*Given instruction*
Copy every line in which the string "search" occurs.

==============================

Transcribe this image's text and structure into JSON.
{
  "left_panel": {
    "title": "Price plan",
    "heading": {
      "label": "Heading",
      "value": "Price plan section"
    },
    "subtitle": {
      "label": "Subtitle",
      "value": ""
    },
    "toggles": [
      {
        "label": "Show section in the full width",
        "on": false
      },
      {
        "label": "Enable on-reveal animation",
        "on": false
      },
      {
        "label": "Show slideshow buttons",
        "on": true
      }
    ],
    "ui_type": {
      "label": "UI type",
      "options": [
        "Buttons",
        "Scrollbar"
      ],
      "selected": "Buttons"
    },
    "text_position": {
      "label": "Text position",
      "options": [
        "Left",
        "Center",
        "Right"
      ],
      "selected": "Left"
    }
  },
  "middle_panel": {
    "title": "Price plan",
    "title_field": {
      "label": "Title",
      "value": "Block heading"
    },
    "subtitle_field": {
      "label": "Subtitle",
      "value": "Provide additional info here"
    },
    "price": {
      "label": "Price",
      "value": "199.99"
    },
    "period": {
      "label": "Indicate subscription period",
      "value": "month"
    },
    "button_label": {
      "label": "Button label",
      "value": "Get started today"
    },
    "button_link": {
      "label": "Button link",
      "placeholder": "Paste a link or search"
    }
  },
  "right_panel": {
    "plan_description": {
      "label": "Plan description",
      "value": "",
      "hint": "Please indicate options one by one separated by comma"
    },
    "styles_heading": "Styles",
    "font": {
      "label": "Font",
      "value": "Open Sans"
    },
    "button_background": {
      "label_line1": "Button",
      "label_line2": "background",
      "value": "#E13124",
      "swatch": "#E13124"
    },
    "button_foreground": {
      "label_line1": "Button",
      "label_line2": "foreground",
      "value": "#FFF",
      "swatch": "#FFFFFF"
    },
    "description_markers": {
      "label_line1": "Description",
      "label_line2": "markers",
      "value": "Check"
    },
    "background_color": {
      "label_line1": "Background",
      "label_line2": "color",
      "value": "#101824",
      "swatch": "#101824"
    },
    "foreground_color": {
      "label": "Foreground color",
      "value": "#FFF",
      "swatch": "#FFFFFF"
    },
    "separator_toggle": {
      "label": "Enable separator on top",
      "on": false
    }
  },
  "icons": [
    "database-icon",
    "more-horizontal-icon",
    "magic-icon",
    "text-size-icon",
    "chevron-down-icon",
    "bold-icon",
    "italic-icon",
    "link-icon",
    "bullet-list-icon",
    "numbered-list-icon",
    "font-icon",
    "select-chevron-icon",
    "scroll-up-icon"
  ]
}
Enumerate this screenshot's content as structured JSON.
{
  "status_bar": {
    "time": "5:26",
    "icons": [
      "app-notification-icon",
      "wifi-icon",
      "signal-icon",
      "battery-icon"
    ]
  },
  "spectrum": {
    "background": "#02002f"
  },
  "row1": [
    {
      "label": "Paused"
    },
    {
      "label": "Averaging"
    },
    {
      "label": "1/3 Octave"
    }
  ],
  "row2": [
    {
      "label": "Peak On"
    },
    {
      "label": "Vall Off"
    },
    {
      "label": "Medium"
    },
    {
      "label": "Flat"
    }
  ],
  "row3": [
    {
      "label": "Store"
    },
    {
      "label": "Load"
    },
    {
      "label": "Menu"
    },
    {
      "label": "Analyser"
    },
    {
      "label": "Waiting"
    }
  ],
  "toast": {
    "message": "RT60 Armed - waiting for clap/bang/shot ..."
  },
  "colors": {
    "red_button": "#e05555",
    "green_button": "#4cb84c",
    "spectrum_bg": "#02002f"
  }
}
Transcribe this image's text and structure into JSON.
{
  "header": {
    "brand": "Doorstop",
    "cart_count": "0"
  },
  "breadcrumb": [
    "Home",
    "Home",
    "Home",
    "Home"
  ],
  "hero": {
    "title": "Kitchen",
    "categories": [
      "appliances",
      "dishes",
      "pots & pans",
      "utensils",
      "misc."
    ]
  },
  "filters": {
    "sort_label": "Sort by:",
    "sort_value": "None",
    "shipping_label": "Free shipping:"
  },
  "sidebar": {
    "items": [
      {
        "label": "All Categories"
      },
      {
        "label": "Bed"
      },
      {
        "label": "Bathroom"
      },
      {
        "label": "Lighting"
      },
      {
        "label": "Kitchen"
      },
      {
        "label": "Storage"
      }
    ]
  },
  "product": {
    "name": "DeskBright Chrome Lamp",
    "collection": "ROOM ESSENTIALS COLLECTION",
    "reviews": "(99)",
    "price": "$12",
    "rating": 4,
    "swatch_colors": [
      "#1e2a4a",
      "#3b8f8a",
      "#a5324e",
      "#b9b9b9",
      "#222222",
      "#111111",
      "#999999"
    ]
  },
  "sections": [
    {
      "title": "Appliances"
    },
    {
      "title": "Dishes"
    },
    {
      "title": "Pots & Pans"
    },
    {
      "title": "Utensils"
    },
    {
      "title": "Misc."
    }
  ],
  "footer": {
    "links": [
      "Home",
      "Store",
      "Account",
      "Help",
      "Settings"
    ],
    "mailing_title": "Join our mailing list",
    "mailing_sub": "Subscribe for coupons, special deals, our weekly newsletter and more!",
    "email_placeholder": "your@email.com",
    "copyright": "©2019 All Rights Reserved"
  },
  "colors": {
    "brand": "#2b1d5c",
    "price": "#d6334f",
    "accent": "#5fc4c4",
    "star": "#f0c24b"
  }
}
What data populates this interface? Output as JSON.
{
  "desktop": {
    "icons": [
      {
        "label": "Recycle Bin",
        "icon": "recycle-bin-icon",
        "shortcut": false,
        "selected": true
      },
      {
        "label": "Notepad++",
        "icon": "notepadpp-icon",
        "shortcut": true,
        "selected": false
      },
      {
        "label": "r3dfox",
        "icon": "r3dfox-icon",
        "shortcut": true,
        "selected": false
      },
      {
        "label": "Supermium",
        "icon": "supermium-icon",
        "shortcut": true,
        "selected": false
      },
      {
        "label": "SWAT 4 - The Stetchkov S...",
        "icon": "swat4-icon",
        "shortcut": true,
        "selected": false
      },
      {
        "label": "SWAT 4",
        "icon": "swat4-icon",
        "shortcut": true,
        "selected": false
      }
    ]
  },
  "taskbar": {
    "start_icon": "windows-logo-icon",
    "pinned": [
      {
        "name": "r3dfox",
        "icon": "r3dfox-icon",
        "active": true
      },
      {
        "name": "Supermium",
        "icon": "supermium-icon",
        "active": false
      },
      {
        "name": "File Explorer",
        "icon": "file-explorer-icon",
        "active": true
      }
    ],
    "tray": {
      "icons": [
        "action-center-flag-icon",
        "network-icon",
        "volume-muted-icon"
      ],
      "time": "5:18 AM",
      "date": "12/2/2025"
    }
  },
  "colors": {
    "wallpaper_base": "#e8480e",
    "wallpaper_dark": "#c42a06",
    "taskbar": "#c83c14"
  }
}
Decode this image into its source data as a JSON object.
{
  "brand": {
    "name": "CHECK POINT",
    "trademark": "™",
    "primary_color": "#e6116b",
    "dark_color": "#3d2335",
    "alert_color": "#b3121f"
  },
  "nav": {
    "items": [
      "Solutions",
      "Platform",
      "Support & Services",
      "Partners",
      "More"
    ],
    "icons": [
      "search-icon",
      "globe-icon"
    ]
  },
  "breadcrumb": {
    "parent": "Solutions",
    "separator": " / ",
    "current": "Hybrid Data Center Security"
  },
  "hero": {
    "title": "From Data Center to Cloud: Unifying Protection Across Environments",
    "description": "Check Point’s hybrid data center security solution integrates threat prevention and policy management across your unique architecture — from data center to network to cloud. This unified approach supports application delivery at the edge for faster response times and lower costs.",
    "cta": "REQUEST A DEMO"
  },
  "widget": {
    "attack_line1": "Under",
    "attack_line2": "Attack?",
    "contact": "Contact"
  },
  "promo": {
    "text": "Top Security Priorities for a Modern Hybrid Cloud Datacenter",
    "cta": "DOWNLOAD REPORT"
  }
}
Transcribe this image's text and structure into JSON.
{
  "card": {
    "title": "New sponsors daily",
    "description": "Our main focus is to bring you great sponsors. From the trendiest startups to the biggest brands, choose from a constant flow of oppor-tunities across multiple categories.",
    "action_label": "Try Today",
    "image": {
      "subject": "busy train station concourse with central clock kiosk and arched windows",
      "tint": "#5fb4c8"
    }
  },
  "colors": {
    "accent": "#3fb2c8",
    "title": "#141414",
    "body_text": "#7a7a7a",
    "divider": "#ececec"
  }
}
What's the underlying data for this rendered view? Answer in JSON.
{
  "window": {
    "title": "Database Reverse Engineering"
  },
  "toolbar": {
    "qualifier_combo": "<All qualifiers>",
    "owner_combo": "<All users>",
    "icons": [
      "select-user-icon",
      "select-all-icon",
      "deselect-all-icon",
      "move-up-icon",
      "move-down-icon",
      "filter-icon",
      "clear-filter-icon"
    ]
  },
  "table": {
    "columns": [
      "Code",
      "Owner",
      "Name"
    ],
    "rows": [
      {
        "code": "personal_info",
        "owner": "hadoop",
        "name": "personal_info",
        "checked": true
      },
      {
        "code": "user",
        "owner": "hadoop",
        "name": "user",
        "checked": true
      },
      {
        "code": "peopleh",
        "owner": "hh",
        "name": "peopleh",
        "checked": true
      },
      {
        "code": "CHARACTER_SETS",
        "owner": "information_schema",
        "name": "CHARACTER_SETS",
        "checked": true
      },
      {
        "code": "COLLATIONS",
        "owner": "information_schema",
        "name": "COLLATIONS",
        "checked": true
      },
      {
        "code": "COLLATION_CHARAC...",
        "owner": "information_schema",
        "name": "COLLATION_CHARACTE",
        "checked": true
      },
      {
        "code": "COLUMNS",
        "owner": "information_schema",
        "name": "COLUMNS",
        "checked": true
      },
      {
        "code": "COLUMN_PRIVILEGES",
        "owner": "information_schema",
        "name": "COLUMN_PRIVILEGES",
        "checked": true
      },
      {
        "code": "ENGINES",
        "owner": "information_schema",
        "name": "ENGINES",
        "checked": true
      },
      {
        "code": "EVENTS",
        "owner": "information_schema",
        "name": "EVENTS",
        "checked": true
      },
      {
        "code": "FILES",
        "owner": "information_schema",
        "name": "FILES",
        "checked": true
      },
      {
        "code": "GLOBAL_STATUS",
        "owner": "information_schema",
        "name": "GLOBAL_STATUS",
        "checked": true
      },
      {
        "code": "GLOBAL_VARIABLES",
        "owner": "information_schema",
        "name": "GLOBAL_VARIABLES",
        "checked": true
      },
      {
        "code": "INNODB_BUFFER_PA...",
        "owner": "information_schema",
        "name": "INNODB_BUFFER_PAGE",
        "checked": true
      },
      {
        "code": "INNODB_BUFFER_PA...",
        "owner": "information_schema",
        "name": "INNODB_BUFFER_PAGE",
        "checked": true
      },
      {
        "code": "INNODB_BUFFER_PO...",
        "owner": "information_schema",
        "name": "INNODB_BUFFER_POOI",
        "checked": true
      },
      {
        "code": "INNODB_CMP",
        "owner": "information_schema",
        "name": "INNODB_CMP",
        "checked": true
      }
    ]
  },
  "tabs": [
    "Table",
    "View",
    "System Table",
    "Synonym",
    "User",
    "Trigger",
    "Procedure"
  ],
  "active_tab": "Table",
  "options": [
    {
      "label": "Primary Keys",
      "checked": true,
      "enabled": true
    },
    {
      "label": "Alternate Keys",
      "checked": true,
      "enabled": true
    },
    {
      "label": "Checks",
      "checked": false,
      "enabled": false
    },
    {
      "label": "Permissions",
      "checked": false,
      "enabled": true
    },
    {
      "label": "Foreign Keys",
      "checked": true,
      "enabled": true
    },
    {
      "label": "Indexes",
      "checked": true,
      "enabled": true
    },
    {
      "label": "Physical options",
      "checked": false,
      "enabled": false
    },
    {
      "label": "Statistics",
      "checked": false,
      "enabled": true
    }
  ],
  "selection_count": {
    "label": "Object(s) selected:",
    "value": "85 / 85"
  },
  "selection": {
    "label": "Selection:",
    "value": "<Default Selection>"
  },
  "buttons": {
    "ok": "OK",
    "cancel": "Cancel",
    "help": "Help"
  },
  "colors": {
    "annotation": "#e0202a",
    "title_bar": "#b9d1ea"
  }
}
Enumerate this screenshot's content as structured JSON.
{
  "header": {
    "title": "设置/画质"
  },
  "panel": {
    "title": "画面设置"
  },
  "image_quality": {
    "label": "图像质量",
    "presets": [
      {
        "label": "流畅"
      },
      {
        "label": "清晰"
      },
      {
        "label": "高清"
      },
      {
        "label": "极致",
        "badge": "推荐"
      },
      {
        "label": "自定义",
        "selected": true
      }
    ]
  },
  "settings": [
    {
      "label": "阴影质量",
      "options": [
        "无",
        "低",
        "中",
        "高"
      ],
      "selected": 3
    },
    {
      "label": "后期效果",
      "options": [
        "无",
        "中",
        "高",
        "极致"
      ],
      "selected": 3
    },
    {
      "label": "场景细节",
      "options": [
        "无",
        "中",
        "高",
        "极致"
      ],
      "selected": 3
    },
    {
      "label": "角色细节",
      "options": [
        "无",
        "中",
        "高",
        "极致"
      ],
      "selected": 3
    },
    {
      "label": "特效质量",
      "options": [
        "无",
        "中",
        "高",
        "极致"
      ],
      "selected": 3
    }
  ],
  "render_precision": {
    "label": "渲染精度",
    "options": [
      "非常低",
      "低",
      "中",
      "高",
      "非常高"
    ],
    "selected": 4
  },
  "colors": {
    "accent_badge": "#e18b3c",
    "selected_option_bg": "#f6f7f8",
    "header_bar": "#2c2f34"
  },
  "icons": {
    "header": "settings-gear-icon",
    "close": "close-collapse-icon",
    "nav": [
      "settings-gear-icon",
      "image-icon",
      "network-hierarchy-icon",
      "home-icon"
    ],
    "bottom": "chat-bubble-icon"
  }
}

==============================

*Expected answer*
      "placeholder": "Paste a link or search"
      "search-icon",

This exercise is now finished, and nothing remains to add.